- **Direction**: Don't copy the pictures; return every other part of the records exactly.

--- BEGIN Dataset records ---

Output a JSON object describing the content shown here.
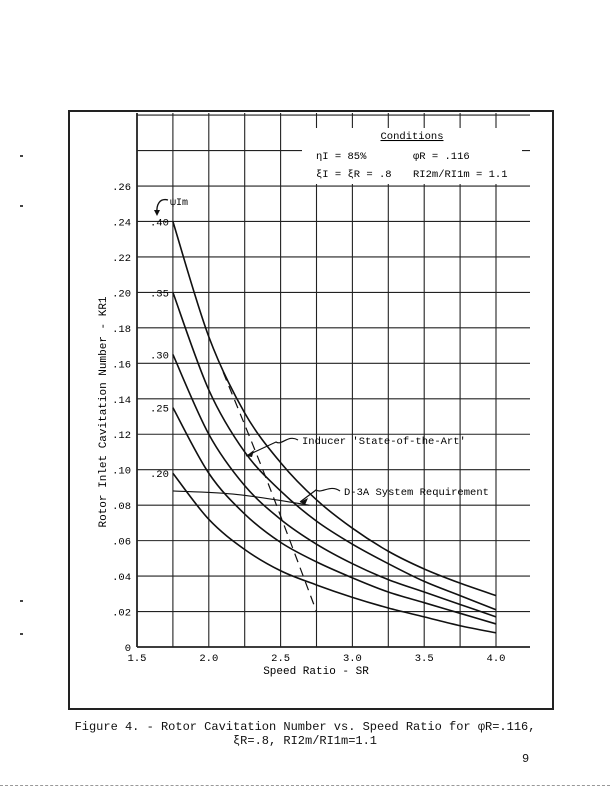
{
  "page": {
    "caption_line1": "Figure 4. - Rotor Cavitation Number vs. Speed Ratio for φR=.116,",
    "caption_line2": "ξR=.8, RI2m/RI1m=1.1",
    "page_number": "9"
  },
  "chart_data": {
    "type": "line",
    "title": "Figure 4. - Rotor Cavitation Number vs. Speed Ratio for φR=.116, ξR=.8, RI2m/RI1m=1.1",
    "xlabel": "Speed Ratio - SR",
    "ylabel": "Rotor Inlet Cavitation Number - KR1",
    "xlim": [
      1.5,
      4.0
    ],
    "ylim": [
      0,
      0.28
    ],
    "x_ticks": [
      "1.5",
      "2.0",
      "2.5",
      "3.0",
      "3.5",
      "4.0"
    ],
    "y_ticks": [
      "0",
      ".02",
      ".04",
      ".06",
      ".08",
      ".10",
      ".12",
      ".14",
      ".16",
      ".18",
      ".20",
      ".22",
      ".24",
      ".26"
    ],
    "grid": true,
    "grid_x_step": 0.25,
    "grid_y_step": 0.02,
    "parameter_label": "ψIm",
    "x": [
      1.75,
      2.0,
      2.25,
      2.5,
      2.75,
      3.0,
      3.25,
      3.5,
      3.75,
      4.0
    ],
    "series": [
      {
        "name": ".40",
        "values": [
          0.24,
          0.175,
          0.132,
          0.104,
          0.083,
          0.067,
          0.054,
          0.044,
          0.036,
          0.029
        ]
      },
      {
        "name": ".35",
        "values": [
          0.2,
          0.145,
          0.11,
          0.088,
          0.071,
          0.058,
          0.047,
          0.037,
          0.029,
          0.021
        ]
      },
      {
        "name": ".30",
        "values": [
          0.165,
          0.12,
          0.091,
          0.072,
          0.058,
          0.047,
          0.038,
          0.031,
          0.024,
          0.017
        ]
      },
      {
        "name": ".25",
        "values": [
          0.135,
          0.098,
          0.075,
          0.059,
          0.048,
          0.039,
          0.031,
          0.025,
          0.019,
          0.013
        ]
      },
      {
        "name": ".20",
        "values": [
          0.098,
          0.072,
          0.055,
          0.043,
          0.035,
          0.028,
          0.022,
          0.017,
          0.012,
          0.008
        ]
      }
    ],
    "annotations": [
      {
        "name": "Inducer 'State-of-the-Art'",
        "style": "dashed",
        "points": [
          [
            2.1,
            0.155
          ],
          [
            2.4,
            0.095
          ],
          [
            2.75,
            0.02
          ]
        ]
      },
      {
        "name": "D-3A System Requirement",
        "style": "solid",
        "points": [
          [
            1.75,
            0.088
          ],
          [
            2.2,
            0.086
          ],
          [
            2.7,
            0.08
          ]
        ]
      }
    ],
    "conditions": {
      "title": "Conditions",
      "line1_left": "ηI = 85%",
      "line1_right": "φR = .116",
      "line2_left": "ξI = ξR = .8",
      "line2_right": "RI2m/RI1m = 1.1"
    }
  }
}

--- END Dataset records ---

- **Solution to the problem**:
Output a JSON object describing the content shown here.
{
  "page": {
    "caption_line1": "Figure 4. - Rotor Cavitation Number vs. Speed Ratio for φR=.116,",
    "caption_line2": "ξR=.8, RI2m/RI1m=1.1",
    "page_number": "9"
  },
  "chart_data": {
    "type": "line",
    "title": "Figure 4. - Rotor Cavitation Number vs. Speed Ratio for φR=.116, ξR=.8, RI2m/RI1m=1.1",
    "xlabel": "Speed Ratio - SR",
    "ylabel": "Rotor Inlet Cavitation Number - KR1",
    "xlim": [
      1.5,
      4.0
    ],
    "ylim": [
      0,
      0.28
    ],
    "x_ticks": [
      "1.5",
      "2.0",
      "2.5",
      "3.0",
      "3.5",
      "4.0"
    ],
    "y_ticks": [
      "0",
      ".02",
      ".04",
      ".06",
      ".08",
      ".10",
      ".12",
      ".14",
      ".16",
      ".18",
      ".20",
      ".22",
      ".24",
      ".26"
    ],
    "grid": true,
    "grid_x_step": 0.25,
    "grid_y_step": 0.02,
    "parameter_label": "ψIm",
    "x": [
      1.75,
      2.0,
      2.25,
      2.5,
      2.75,
      3.0,
      3.25,
      3.5,
      3.75,
      4.0
    ],
    "series": [
      {
        "name": ".40",
        "values": [
          0.24,
          0.175,
          0.132,
          0.104,
          0.083,
          0.067,
          0.054,
          0.044,
          0.036,
          0.029
        ]
      },
      {
        "name": ".35",
        "values": [
          0.2,
          0.145,
          0.11,
          0.088,
          0.071,
          0.058,
          0.047,
          0.037,
          0.029,
          0.021
        ]
      },
      {
        "name": ".30",
        "values": [
          0.165,
          0.12,
          0.091,
          0.072,
          0.058,
          0.047,
          0.038,
          0.031,
          0.024,
          0.017
        ]
      },
      {
        "name": ".25",
        "values": [
          0.135,
          0.098,
          0.075,
          0.059,
          0.048,
          0.039,
          0.031,
          0.025,
          0.019,
          0.013
        ]
      },
      {
        "name": ".20",
        "values": [
          0.098,
          0.072,
          0.055,
          0.043,
          0.035,
          0.028,
          0.022,
          0.017,
          0.012,
          0.008
        ]
      }
    ],
    "annotations": [
      {
        "name": "Inducer 'State-of-the-Art'",
        "style": "dashed",
        "points": [
          [
            2.1,
            0.155
          ],
          [
            2.4,
            0.095
          ],
          [
            2.75,
            0.02
          ]
        ]
      },
      {
        "name": "D-3A System Requirement",
        "style": "solid",
        "points": [
          [
            1.75,
            0.088
          ],
          [
            2.2,
            0.086
          ],
          [
            2.7,
            0.08
          ]
        ]
      }
    ],
    "conditions": {
      "title": "Conditions",
      "line1_left": "ηI = 85%",
      "line1_right": "φR = .116",
      "line2_left": "ξI = ξR = .8",
      "line2_right": "RI2m/RI1m = 1.1"
    }
  }
}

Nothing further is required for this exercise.